=== The request ===
Reproduce exactly the lines from the one containing "Give me the" through the last line of the records below, both included, and nothing else.

(Saved entries)
::::::::

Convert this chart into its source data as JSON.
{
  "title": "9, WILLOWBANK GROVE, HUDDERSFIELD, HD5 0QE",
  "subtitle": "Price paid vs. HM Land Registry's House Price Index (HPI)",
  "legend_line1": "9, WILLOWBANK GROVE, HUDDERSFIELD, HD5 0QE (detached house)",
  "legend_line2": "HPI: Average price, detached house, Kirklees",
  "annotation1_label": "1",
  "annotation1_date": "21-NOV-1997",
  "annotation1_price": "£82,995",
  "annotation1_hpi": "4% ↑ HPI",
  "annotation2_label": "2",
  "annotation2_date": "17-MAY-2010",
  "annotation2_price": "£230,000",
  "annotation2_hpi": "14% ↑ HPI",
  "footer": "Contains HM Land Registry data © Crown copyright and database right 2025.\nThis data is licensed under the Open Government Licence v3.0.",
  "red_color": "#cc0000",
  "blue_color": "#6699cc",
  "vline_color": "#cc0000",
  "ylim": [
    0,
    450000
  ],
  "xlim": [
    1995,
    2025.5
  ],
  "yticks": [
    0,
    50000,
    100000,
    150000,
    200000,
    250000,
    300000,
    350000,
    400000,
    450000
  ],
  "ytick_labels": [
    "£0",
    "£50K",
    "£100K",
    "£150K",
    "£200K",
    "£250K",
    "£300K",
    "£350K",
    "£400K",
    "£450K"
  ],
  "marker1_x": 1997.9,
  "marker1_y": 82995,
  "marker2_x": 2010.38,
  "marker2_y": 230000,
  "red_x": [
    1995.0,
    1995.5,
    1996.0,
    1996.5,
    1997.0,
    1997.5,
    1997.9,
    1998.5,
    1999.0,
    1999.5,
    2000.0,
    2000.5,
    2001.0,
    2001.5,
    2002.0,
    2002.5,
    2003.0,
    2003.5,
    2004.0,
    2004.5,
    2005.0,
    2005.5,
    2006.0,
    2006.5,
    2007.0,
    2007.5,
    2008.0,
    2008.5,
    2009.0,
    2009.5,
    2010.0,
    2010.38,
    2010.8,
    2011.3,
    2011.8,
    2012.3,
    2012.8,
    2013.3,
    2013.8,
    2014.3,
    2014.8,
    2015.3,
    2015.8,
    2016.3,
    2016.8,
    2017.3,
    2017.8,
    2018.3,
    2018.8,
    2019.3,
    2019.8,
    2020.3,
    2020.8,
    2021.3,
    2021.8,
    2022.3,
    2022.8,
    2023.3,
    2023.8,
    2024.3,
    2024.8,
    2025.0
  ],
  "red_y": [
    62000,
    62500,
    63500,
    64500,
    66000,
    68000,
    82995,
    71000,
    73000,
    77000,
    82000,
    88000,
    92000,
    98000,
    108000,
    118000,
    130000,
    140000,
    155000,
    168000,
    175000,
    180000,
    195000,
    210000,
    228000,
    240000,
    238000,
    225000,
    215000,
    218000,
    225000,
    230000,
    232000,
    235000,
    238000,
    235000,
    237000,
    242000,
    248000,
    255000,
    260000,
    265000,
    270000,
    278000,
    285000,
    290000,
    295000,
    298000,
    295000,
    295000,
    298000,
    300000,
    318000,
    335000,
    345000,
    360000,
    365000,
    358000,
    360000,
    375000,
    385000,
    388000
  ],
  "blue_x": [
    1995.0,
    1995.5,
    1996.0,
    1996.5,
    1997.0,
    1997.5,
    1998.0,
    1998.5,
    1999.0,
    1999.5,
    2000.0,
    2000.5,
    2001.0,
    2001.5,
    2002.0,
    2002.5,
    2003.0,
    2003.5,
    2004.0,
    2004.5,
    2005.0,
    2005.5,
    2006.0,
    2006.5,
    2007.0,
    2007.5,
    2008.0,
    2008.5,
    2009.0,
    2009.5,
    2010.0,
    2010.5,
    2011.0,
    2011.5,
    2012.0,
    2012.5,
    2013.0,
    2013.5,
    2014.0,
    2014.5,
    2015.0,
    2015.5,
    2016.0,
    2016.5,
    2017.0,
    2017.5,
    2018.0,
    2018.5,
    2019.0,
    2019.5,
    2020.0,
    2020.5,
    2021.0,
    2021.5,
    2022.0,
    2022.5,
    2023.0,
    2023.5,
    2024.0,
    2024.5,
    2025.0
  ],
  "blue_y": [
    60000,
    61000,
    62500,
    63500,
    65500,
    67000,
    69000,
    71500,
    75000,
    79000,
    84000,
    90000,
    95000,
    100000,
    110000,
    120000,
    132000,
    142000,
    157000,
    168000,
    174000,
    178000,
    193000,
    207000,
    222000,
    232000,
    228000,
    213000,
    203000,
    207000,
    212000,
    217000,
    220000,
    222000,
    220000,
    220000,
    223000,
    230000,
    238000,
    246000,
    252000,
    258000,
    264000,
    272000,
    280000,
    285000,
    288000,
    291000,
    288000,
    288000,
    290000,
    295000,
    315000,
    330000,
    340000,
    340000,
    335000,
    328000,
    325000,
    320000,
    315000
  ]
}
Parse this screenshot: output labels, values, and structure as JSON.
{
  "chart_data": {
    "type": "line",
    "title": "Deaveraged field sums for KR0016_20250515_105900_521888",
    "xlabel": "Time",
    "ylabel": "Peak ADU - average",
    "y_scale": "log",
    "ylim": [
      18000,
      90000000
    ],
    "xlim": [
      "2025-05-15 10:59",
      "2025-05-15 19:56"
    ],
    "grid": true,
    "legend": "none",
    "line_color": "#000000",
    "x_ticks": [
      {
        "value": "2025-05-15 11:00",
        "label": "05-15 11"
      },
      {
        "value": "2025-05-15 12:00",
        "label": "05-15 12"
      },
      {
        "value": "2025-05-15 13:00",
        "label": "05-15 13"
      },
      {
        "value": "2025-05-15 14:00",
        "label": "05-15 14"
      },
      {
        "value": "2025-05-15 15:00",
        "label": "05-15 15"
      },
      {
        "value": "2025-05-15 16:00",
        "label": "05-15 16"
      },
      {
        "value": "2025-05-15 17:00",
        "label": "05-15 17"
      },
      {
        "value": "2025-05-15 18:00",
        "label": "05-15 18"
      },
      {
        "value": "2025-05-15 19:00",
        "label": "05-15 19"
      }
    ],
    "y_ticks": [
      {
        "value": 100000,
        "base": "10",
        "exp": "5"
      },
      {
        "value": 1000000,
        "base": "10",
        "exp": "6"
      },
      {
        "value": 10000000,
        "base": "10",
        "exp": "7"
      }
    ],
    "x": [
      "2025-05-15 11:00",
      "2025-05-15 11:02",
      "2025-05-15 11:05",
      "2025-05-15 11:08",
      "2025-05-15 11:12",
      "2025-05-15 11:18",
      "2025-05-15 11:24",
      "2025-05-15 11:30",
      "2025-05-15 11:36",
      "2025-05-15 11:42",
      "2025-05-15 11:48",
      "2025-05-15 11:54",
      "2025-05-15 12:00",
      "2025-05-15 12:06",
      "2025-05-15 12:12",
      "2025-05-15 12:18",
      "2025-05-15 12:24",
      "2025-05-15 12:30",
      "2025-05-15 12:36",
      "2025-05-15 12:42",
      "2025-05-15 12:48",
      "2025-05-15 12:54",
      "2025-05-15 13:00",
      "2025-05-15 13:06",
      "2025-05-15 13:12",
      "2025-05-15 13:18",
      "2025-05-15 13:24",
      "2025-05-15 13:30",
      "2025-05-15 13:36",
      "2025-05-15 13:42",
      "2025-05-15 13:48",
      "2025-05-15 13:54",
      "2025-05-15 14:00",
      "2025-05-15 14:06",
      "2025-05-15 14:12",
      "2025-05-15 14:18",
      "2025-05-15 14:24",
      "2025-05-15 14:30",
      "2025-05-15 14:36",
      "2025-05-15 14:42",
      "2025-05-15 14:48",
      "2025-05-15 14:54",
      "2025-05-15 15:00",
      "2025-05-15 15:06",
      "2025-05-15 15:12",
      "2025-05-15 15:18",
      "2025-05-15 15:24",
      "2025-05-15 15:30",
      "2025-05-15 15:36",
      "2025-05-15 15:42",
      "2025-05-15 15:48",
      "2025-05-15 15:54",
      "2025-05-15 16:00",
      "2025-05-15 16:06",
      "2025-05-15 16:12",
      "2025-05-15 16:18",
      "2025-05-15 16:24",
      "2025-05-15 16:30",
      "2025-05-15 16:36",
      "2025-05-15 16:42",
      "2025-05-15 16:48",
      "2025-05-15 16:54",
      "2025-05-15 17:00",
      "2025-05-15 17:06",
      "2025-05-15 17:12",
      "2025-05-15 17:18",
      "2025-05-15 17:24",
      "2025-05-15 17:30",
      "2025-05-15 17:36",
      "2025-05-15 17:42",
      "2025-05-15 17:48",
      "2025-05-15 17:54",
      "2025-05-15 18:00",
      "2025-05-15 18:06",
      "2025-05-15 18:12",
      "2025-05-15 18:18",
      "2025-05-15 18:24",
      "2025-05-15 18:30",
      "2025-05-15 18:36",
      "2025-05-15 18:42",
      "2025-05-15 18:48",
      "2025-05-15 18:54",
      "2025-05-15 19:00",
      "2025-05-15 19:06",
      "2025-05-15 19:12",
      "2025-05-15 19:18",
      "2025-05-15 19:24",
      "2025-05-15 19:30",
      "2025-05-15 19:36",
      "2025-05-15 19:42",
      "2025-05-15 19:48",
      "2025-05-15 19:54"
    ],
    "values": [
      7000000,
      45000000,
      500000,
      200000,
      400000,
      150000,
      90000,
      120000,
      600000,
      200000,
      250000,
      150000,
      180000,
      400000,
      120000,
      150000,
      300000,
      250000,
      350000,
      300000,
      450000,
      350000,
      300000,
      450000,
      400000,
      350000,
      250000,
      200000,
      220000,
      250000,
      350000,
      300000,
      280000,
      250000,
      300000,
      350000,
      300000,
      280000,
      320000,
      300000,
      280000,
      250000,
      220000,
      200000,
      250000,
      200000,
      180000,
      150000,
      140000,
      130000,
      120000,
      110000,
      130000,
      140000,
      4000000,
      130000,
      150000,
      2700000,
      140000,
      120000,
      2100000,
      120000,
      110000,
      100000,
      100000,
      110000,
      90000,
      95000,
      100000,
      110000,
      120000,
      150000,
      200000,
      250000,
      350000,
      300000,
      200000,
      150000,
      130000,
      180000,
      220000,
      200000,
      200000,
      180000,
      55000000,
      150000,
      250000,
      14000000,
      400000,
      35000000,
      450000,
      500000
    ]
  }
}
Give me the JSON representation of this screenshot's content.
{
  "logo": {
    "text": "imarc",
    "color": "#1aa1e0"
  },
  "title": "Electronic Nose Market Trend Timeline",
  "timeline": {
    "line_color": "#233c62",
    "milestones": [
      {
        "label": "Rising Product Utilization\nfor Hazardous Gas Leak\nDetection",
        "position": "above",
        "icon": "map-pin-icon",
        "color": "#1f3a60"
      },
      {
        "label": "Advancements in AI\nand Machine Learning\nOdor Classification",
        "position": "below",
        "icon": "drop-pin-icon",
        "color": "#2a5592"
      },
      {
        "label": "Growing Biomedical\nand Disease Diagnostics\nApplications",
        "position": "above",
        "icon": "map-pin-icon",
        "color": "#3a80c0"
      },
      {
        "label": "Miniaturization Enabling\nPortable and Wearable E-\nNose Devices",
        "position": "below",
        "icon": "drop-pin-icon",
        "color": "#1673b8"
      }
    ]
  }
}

::::::::

=== Full answer ===
Give me the JSON representation of this screenshot's content.
{
  "logo": {
    "text": "imarc",
    "color": "#1aa1e0"
  },
  "title": "Electronic Nose Market Trend Timeline",
  "timeline": {
    "line_color": "#233c62",
    "milestones": [
      {
        "label": "Rising Product Utilization\nfor Hazardous Gas Leak\nDetection",
        "position": "above",
        "icon": "map-pin-icon",
        "color": "#1f3a60"
      },
      {
        "label": "Advancements in AI\nand Machine Learning\nOdor Classification",
        "position": "below",
        "icon": "drop-pin-icon",
        "color": "#2a5592"
      },
      {
        "label": "Growing Biomedical\nand Disease Diagnostics\nApplications",
        "position": "above",
        "icon": "map-pin-icon",
        "color": "#3a80c0"
      },
      {
        "label": "Miniaturization Enabling\nPortable and Wearable E-\nNose Devices",
        "position": "below",
        "icon": "drop-pin-icon",
        "color": "#1673b8"
      }
    ]
  }
}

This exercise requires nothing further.